>> Begin Available data

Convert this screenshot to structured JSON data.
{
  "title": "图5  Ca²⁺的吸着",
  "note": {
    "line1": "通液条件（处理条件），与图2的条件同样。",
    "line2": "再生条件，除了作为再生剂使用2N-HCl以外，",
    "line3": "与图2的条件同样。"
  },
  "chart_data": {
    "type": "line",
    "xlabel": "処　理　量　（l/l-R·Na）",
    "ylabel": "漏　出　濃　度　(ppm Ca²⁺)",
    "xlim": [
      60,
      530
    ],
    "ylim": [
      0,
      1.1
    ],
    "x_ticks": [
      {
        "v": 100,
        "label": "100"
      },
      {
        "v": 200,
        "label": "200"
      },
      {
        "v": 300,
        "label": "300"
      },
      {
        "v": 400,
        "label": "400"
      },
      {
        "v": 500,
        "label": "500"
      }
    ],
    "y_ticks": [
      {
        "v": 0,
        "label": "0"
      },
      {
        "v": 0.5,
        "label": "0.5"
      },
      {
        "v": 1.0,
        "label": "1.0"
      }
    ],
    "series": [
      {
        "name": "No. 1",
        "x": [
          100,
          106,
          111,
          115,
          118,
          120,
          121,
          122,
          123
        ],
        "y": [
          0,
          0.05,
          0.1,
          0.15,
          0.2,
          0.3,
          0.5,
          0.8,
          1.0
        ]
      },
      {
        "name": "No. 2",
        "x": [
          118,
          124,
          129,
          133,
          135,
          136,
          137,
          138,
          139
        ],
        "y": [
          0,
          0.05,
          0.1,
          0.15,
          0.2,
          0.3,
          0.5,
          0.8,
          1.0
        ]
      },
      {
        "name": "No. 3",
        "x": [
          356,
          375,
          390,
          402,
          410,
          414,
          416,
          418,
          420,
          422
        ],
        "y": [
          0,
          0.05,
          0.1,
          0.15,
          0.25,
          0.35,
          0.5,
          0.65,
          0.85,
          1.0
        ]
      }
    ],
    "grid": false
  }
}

>> End Available data

* _Instructions to follow_: Retype the material in full. Each word must match.

* _Finished answer_:
Convert this screenshot to structured JSON data.
{
  "title": "图5  Ca²⁺的吸着",
  "note": {
    "line1": "通液条件（处理条件），与图2的条件同样。",
    "line2": "再生条件，除了作为再生剂使用2N-HCl以外，",
    "line3": "与图2的条件同样。"
  },
  "chart_data": {
    "type": "line",
    "xlabel": "処　理　量　（l/l-R·Na）",
    "ylabel": "漏　出　濃　度　(ppm Ca²⁺)",
    "xlim": [
      60,
      530
    ],
    "ylim": [
      0,
      1.1
    ],
    "x_ticks": [
      {
        "v": 100,
        "label": "100"
      },
      {
        "v": 200,
        "label": "200"
      },
      {
        "v": 300,
        "label": "300"
      },
      {
        "v": 400,
        "label": "400"
      },
      {
        "v": 500,
        "label": "500"
      }
    ],
    "y_ticks": [
      {
        "v": 0,
        "label": "0"
      },
      {
        "v": 0.5,
        "label": "0.5"
      },
      {
        "v": 1.0,
        "label": "1.0"
      }
    ],
    "series": [
      {
        "name": "No. 1",
        "x": [
          100,
          106,
          111,
          115,
          118,
          120,
          121,
          122,
          123
        ],
        "y": [
          0,
          0.05,
          0.1,
          0.15,
          0.2,
          0.3,
          0.5,
          0.8,
          1.0
        ]
      },
      {
        "name": "No. 2",
        "x": [
          118,
          124,
          129,
          133,
          135,
          136,
          137,
          138,
          139
        ],
        "y": [
          0,
          0.05,
          0.1,
          0.15,
          0.2,
          0.3,
          0.5,
          0.8,
          1.0
        ]
      },
      {
        "name": "No. 3",
        "x": [
          356,
          375,
          390,
          402,
          410,
          414,
          416,
          418,
          420,
          422
        ],
        "y": [
          0,
          0.05,
          0.1,
          0.15,
          0.25,
          0.35,
          0.5,
          0.65,
          0.85,
          1.0
        ]
      }
    ],
    "grid": false
  }
}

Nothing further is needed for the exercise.